Objective >> Locate the word "type" in the entries below, then gather every line that holds it.

Provided data >>
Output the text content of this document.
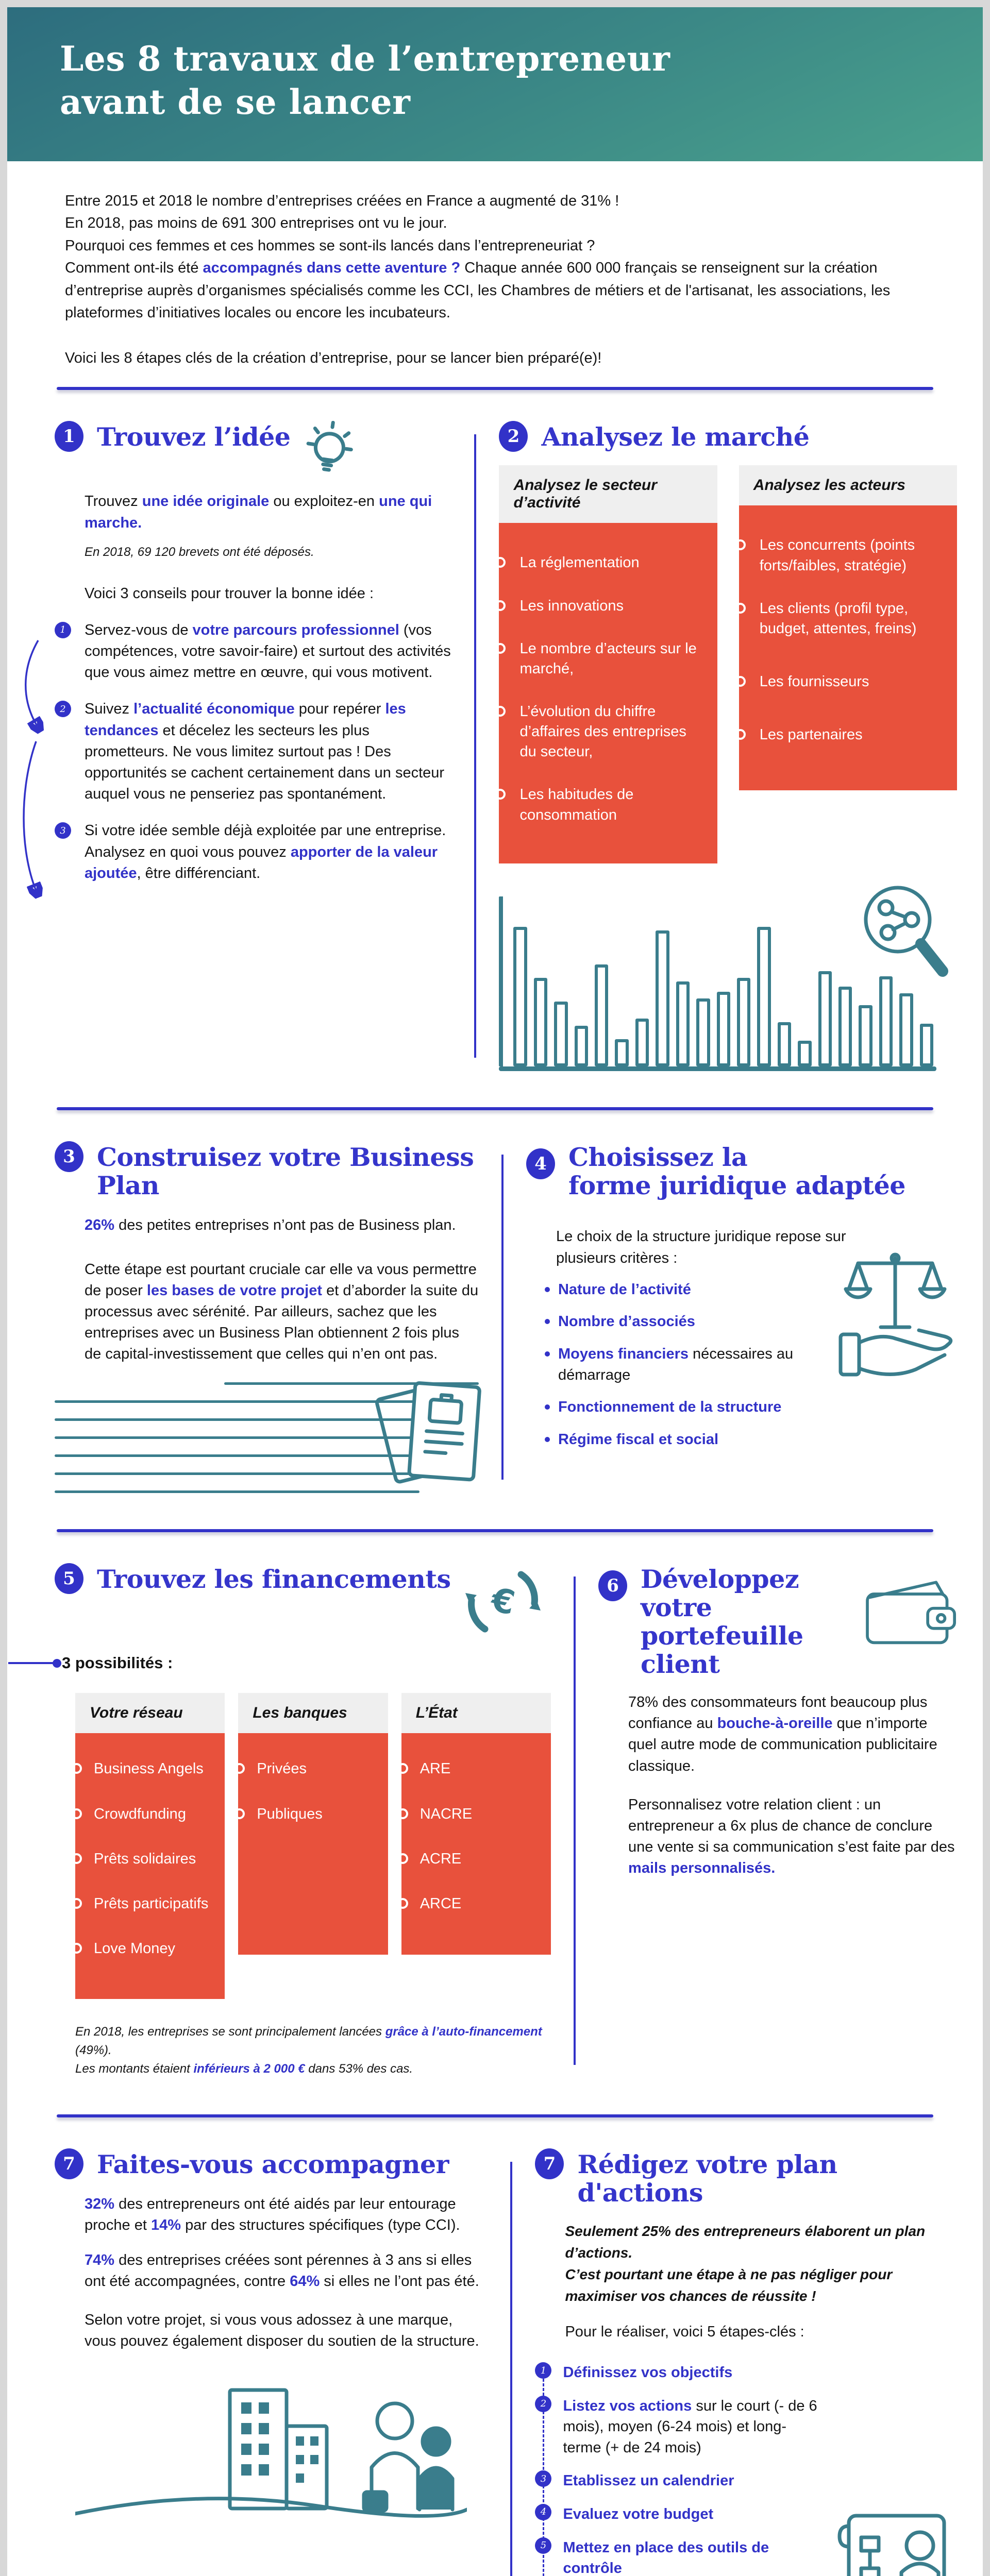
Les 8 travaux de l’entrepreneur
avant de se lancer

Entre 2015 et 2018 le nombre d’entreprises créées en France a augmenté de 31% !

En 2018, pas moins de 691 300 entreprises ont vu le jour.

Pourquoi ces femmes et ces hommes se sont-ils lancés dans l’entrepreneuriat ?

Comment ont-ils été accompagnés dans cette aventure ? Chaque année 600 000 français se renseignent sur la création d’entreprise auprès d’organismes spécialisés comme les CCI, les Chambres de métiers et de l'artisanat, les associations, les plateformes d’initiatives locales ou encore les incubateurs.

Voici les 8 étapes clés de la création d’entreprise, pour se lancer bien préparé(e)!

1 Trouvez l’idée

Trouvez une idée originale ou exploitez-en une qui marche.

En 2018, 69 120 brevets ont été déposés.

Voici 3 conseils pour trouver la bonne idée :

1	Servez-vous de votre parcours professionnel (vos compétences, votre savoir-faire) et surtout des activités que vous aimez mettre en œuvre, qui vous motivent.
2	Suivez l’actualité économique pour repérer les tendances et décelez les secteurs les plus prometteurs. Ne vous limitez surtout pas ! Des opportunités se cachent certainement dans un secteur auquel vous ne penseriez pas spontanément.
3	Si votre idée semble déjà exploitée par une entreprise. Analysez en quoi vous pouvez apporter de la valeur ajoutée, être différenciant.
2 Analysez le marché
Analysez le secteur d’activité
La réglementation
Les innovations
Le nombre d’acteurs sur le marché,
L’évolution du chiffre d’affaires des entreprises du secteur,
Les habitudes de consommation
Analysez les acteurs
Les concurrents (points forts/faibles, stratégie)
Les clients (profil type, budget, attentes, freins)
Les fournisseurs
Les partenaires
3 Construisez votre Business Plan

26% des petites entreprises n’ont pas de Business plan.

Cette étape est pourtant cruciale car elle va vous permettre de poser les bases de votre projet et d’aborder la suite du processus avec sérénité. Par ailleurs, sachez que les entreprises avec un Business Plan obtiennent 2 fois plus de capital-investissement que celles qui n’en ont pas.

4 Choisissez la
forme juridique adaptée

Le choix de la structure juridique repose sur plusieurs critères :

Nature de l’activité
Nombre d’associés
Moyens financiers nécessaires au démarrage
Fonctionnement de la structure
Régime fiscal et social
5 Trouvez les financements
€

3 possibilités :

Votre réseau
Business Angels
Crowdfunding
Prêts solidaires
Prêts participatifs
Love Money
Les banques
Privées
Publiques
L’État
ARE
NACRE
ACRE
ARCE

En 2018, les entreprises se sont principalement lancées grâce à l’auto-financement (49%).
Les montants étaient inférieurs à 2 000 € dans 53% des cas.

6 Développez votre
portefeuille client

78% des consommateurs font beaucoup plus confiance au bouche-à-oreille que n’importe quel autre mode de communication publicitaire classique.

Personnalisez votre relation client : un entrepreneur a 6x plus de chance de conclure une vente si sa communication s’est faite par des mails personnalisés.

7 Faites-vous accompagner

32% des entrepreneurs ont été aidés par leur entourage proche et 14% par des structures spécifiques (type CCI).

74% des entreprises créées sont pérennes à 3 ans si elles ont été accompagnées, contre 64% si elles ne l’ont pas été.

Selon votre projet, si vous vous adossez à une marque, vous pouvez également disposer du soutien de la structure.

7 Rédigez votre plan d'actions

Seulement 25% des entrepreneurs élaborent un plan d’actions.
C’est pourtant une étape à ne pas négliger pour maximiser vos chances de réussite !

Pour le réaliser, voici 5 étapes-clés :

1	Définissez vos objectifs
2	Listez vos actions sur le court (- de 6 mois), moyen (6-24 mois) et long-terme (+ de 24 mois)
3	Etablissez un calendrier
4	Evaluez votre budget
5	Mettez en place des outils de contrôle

--

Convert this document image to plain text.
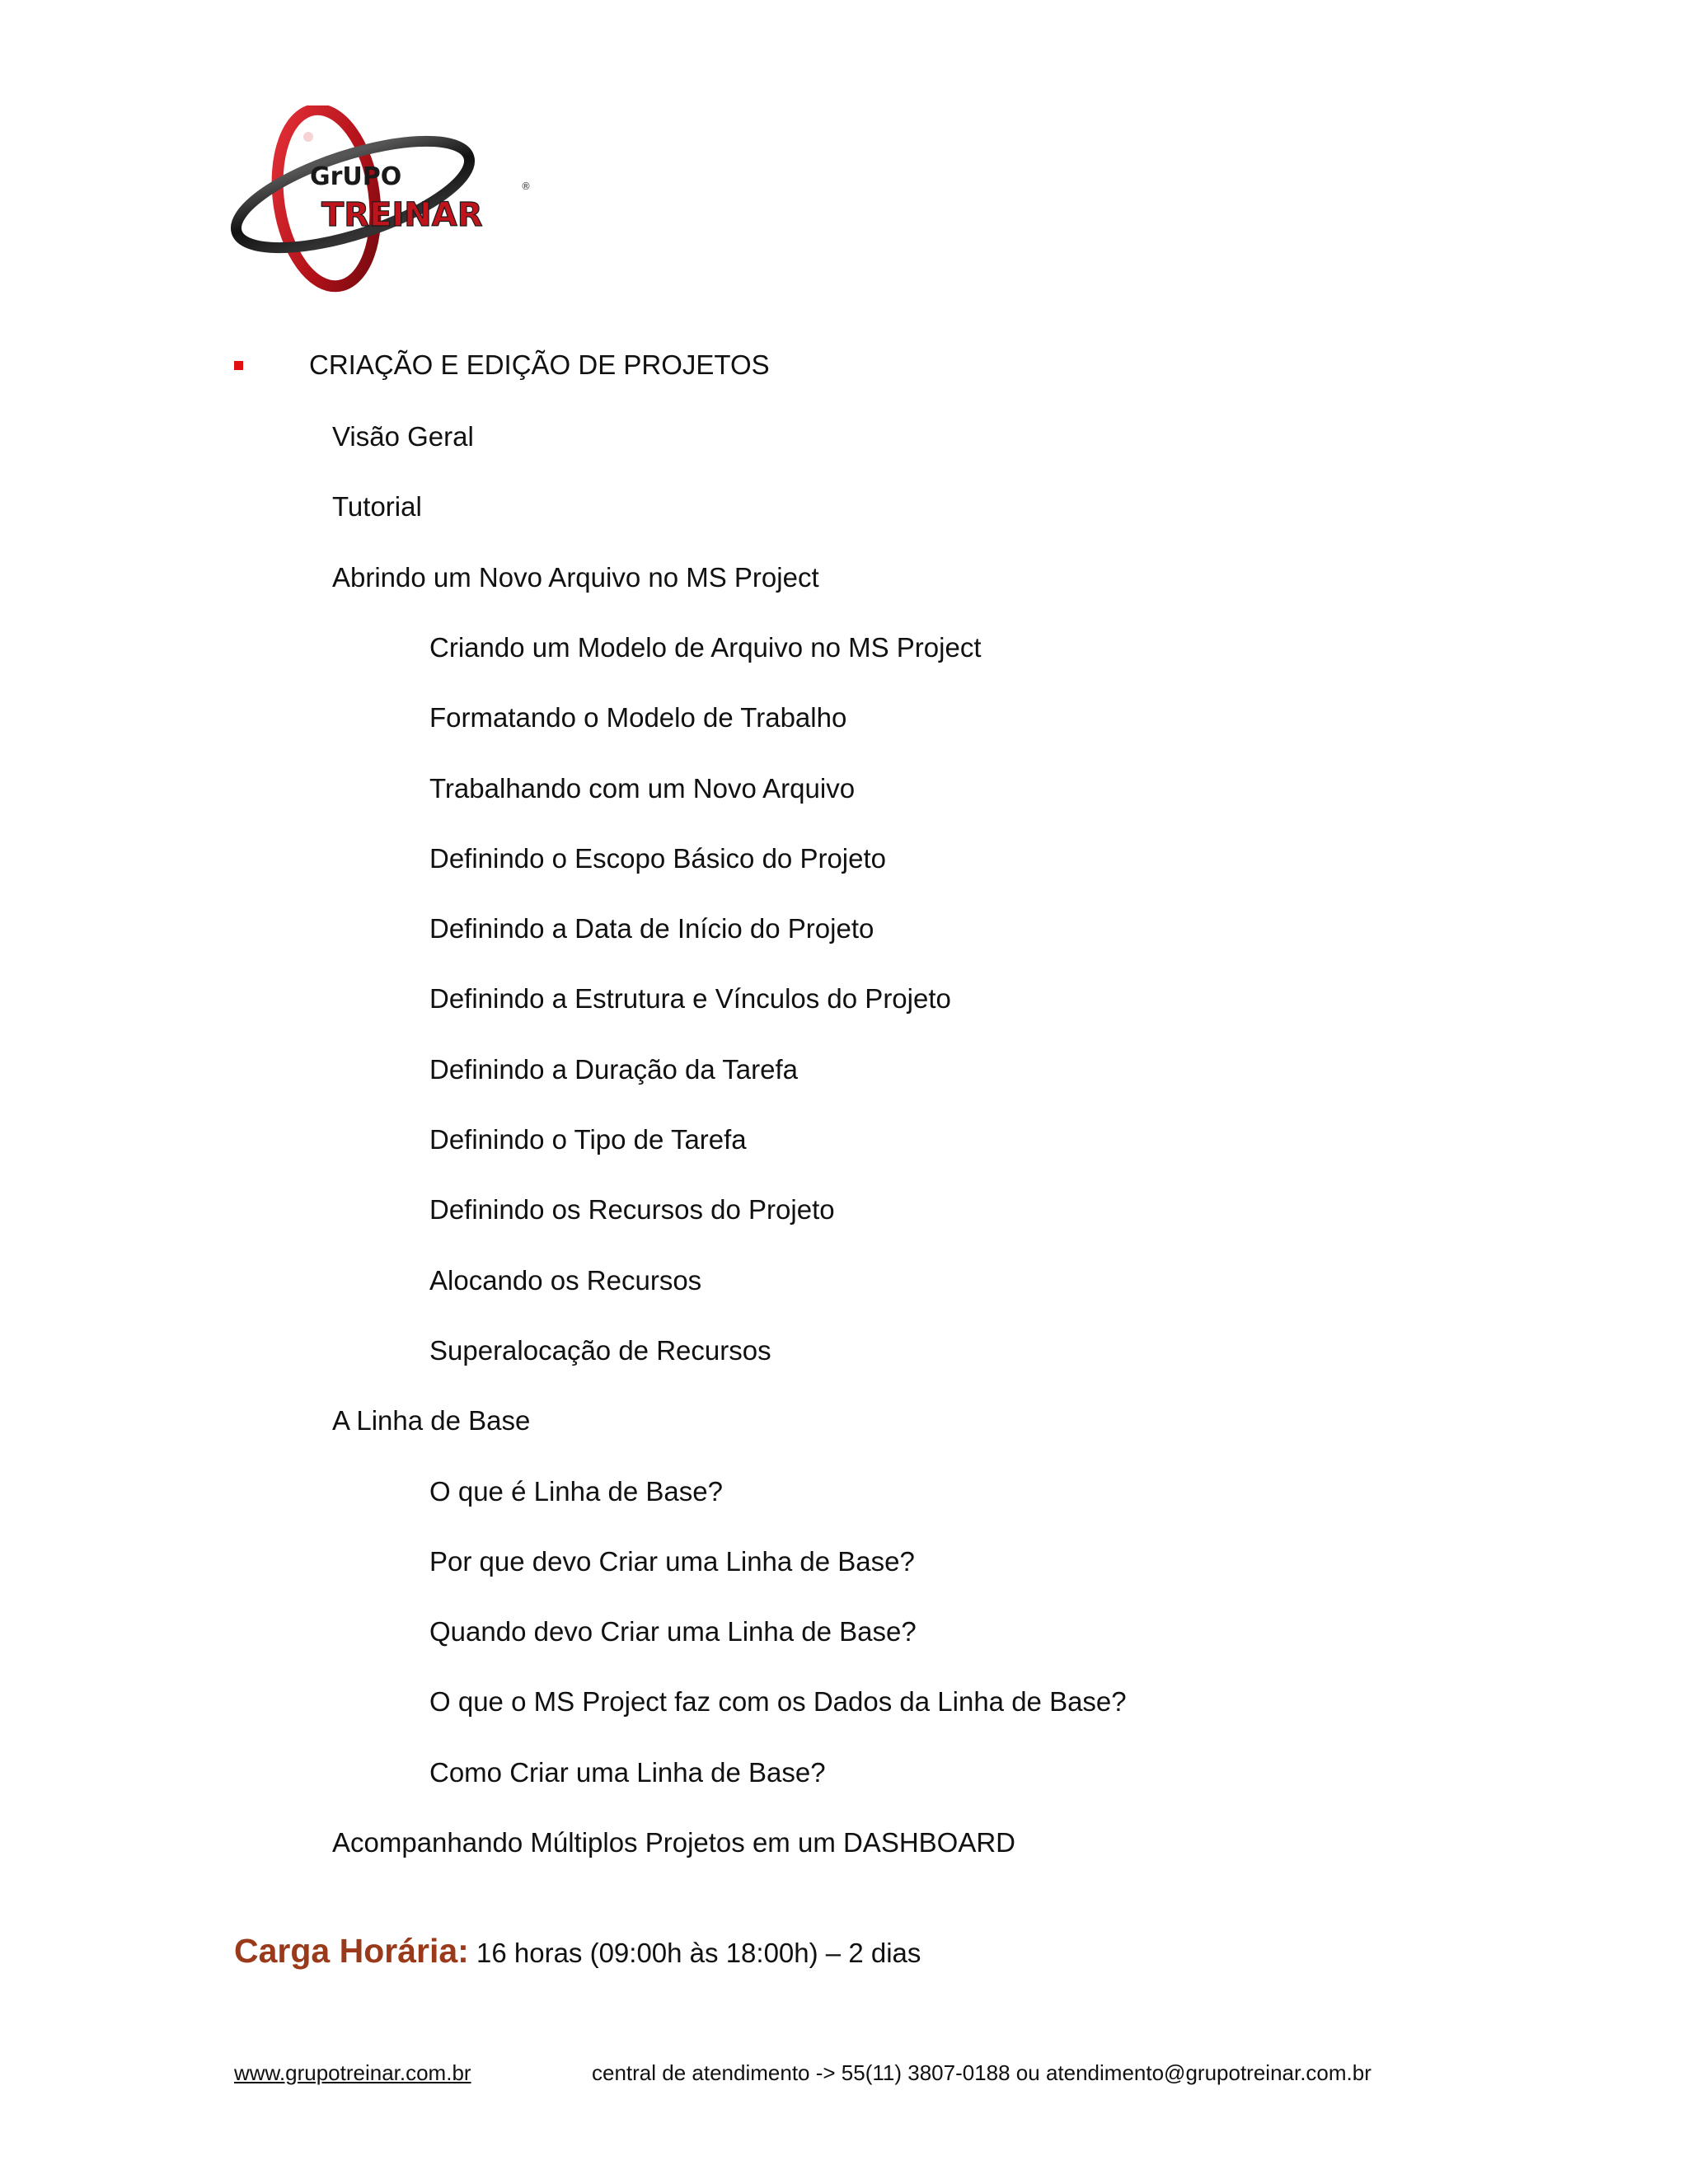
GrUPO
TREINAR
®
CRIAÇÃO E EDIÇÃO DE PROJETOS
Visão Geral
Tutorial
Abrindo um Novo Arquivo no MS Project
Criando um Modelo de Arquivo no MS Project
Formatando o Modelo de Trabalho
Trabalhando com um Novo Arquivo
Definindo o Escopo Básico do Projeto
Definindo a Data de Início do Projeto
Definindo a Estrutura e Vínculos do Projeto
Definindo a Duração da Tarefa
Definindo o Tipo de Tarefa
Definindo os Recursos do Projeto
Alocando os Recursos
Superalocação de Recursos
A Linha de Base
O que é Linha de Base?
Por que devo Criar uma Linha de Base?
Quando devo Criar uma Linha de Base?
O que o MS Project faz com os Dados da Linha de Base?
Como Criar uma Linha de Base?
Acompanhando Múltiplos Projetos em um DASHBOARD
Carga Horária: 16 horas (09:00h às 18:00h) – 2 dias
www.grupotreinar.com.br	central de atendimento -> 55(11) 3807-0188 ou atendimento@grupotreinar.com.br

Result of this exercise >>
Les clients (profil type, budget, attentes, freins)
32% des entrepreneurs ont été aidés par leur entourage proche et 14% par des structures spécifiques (type CCI).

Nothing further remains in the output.